[Records from a collection]
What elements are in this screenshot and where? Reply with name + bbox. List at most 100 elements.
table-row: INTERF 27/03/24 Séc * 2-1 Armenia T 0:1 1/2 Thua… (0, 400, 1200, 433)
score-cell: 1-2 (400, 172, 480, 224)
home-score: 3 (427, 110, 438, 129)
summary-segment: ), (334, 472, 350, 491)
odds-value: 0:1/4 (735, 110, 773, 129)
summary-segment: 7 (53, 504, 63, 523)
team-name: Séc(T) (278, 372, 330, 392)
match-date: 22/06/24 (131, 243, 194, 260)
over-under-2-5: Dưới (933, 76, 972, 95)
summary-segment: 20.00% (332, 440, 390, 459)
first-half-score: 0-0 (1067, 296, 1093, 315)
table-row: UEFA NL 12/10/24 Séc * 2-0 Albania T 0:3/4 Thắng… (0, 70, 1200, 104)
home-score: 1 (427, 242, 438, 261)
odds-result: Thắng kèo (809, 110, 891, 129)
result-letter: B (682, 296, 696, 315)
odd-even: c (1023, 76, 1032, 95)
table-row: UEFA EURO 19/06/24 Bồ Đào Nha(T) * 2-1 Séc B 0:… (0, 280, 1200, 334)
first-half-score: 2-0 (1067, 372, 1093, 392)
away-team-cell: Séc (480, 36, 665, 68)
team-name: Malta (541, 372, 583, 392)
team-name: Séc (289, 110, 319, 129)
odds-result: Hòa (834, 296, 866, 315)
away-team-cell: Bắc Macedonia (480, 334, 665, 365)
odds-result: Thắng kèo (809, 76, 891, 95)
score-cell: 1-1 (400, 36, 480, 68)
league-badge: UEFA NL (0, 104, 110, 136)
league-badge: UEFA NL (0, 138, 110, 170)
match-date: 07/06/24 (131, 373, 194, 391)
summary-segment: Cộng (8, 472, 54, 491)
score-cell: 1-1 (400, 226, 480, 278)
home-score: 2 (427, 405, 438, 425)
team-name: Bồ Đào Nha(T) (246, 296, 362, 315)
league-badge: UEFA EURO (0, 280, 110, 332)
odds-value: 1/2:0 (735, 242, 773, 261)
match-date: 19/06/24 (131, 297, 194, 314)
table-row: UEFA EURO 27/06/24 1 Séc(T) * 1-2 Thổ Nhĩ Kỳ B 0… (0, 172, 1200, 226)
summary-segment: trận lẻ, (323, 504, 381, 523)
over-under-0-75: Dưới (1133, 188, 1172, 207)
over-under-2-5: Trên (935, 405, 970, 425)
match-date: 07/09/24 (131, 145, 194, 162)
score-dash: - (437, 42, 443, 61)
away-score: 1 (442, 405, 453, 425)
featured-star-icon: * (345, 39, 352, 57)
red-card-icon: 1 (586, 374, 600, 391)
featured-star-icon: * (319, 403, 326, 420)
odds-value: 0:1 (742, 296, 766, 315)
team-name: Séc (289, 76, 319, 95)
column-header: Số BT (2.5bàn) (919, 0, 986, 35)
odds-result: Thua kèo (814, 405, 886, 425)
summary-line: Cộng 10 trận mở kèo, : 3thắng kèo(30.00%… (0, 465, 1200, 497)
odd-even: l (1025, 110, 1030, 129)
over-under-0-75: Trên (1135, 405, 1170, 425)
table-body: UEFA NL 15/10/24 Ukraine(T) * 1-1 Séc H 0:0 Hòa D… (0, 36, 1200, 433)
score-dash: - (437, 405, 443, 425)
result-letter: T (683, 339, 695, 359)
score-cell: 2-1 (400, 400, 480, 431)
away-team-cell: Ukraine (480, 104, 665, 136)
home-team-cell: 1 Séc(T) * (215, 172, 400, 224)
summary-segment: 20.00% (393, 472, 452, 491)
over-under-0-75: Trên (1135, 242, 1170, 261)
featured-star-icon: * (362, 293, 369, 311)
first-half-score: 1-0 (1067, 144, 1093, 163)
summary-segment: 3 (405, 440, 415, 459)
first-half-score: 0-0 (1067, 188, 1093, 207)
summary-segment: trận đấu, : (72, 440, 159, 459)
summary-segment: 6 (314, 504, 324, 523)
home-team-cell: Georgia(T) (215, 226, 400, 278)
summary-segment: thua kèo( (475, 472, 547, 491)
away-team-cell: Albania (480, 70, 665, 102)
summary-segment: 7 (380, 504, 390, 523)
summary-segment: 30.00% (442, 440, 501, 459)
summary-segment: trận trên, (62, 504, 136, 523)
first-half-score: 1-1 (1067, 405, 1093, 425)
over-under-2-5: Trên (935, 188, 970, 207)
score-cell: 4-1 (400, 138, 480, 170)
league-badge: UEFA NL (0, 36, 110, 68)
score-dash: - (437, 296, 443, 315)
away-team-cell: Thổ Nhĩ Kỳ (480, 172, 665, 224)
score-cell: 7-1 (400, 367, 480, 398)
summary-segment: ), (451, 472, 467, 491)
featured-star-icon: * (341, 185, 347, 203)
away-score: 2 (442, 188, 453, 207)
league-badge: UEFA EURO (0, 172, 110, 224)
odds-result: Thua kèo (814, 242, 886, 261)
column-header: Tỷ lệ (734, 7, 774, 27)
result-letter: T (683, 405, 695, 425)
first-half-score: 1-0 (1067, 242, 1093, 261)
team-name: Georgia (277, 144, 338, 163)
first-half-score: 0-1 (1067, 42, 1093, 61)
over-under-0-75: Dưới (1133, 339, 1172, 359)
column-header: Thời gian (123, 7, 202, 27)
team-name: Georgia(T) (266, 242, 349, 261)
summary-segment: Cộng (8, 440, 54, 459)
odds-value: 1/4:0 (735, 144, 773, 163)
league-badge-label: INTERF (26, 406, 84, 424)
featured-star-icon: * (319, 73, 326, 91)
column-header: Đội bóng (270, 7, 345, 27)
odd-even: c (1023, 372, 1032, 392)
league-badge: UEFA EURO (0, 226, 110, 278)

### TASK DIRECTIONS
Please copy the listing above line for line, leaving every entry unchanged.

### RESULT OF THIS TASK
What elements are in this screenshot and where? Reply with name + bbox. List at most 100 elements.
table-row: INTERF 27/03/24 Séc * 2-1 Armenia T 0:1 1/2 Thua… (0, 400, 1200, 433)
score-cell: 1-2 (400, 172, 480, 224)
home-score: 3 (427, 110, 438, 129)
summary-segment: ), (334, 472, 350, 491)
odds-value: 0:1/4 (735, 110, 773, 129)
summary-segment: 7 (53, 504, 63, 523)
team-name: Séc(T) (278, 372, 330, 392)
match-date: 22/06/24 (131, 243, 194, 260)
over-under-2-5: Dưới (933, 76, 972, 95)
summary-segment: 20.00% (332, 440, 390, 459)
first-half-score: 0-0 (1067, 296, 1093, 315)
table-row: UEFA NL 12/10/24 Séc * 2-0 Albania T 0:3/4 Thắng… (0, 70, 1200, 104)
home-score: 1 (427, 242, 438, 261)
odds-result: Thắng kèo (809, 110, 891, 129)
result-letter: B (682, 296, 696, 315)
odd-even: c (1023, 76, 1032, 95)
table-row: UEFA EURO 19/06/24 Bồ Đào Nha(T) * 2-1 Séc B 0:… (0, 280, 1200, 334)
first-half-score: 2-0 (1067, 372, 1093, 392)
away-team-cell: Séc (480, 36, 665, 68)
team-name: Malta (541, 372, 583, 392)
team-name: Séc (289, 110, 319, 129)
odds-result: Hòa (834, 296, 866, 315)
away-team-cell: Bắc Macedonia (480, 334, 665, 365)
odds-result: Thắng kèo (809, 76, 891, 95)
score-cell: 1-1 (400, 36, 480, 68)
league-badge: UEFA NL (0, 104, 110, 136)
league-badge: UEFA NL (0, 138, 110, 170)
match-date: 07/06/24 (131, 373, 194, 391)
summary-segment: Cộng (8, 472, 54, 491)
score-cell: 1-1 (400, 226, 480, 278)
home-score: 2 (427, 405, 438, 425)
team-name: Bồ Đào Nha(T) (246, 296, 362, 315)
league-badge: UEFA EURO (0, 280, 110, 332)
odds-value: 1/2:0 (735, 242, 773, 261)
match-date: 19/06/24 (131, 297, 194, 314)
table-row: UEFA EURO 27/06/24 1 Séc(T) * 1-2 Thổ Nhĩ Kỳ B 0… (0, 172, 1200, 226)
summary-segment: trận lẻ, (323, 504, 381, 523)
over-under-0-75: Dưới (1133, 188, 1172, 207)
over-under-2-5: Trên (935, 405, 970, 425)
match-date: 07/09/24 (131, 145, 194, 162)
score-dash: - (437, 42, 443, 61)
away-score: 1 (442, 405, 453, 425)
featured-star-icon: * (345, 39, 352, 57)
red-card-icon: 1 (586, 374, 600, 391)
featured-star-icon: * (319, 403, 326, 420)
odds-value: 0:1 (742, 296, 766, 315)
team-name: Séc (289, 76, 319, 95)
column-header: Số BT (2.5bàn) (919, 0, 986, 35)
odds-result: Thua kèo (814, 405, 886, 425)
summary-line: Cộng 10 trận mở kèo, : 3thắng kèo(30.00%… (0, 465, 1200, 497)
odd-even: l (1025, 110, 1030, 129)
over-under-0-75: Trên (1135, 405, 1170, 425)
table-body: UEFA NL 15/10/24 Ukraine(T) * 1-1 Séc H 0:0 Hòa D… (0, 36, 1200, 433)
score-dash: - (437, 405, 443, 425)
result-letter: T (683, 339, 695, 359)
score-cell: 2-1 (400, 400, 480, 431)
away-team-cell: Ukraine (480, 104, 665, 136)
home-team-cell: 1 Séc(T) * (215, 172, 400, 224)
summary-segment: 20.00% (393, 472, 452, 491)
over-under-0-75: Trên (1135, 242, 1170, 261)
featured-star-icon: * (362, 293, 369, 311)
first-half-score: 1-0 (1067, 144, 1093, 163)
summary-segment: 3 (405, 440, 415, 459)
first-half-score: 0-0 (1067, 188, 1093, 207)
summary-segment: trận đấu, : (72, 440, 159, 459)
summary-segment: 6 (314, 504, 324, 523)
home-team-cell: Georgia(T) (215, 226, 400, 278)
summary-segment: thua kèo( (475, 472, 547, 491)
away-team-cell: Albania (480, 70, 665, 102)
summary-segment: 7 (380, 504, 390, 523)
summary-segment: 30.00% (442, 440, 501, 459)
summary-segment: trận trên, (62, 504, 136, 523)
first-half-score: 1-1 (1067, 405, 1093, 425)
over-under-2-5: Trên (935, 188, 970, 207)
score-cell: 4-1 (400, 138, 480, 170)
league-badge: UEFA NL (0, 36, 110, 68)
score-dash: - (437, 296, 443, 315)
away-team-cell: Thổ Nhĩ Kỳ (480, 172, 665, 224)
score-cell: 7-1 (400, 367, 480, 398)
summary-segment: ), (451, 472, 467, 491)
featured-star-icon: * (341, 185, 347, 203)
away-score: 2 (442, 188, 453, 207)
league-badge: UEFA EURO (0, 172, 110, 224)
odds-result: Thua kèo (814, 242, 886, 261)
column-header: Tỷ lệ (734, 7, 774, 27)
result-letter: T (683, 405, 695, 425)
first-half-score: 1-0 (1067, 242, 1093, 261)
team-name: Georgia (277, 144, 338, 163)
first-half-score: 0-1 (1067, 42, 1093, 61)
over-under-0-75: Dưới (1133, 339, 1172, 359)
column-header: Thời gian (123, 7, 202, 27)
team-name: Georgia(T) (266, 242, 349, 261)
summary-segment: Cộng (8, 440, 54, 459)
odds-value: 1/4:0 (735, 144, 773, 163)
league-badge-label: INTERF (26, 406, 84, 424)
featured-star-icon: * (319, 73, 326, 91)
column-header: Đội bóng (270, 7, 345, 27)
odd-even: c (1023, 372, 1032, 392)
league-badge: UEFA EURO (0, 226, 110, 278)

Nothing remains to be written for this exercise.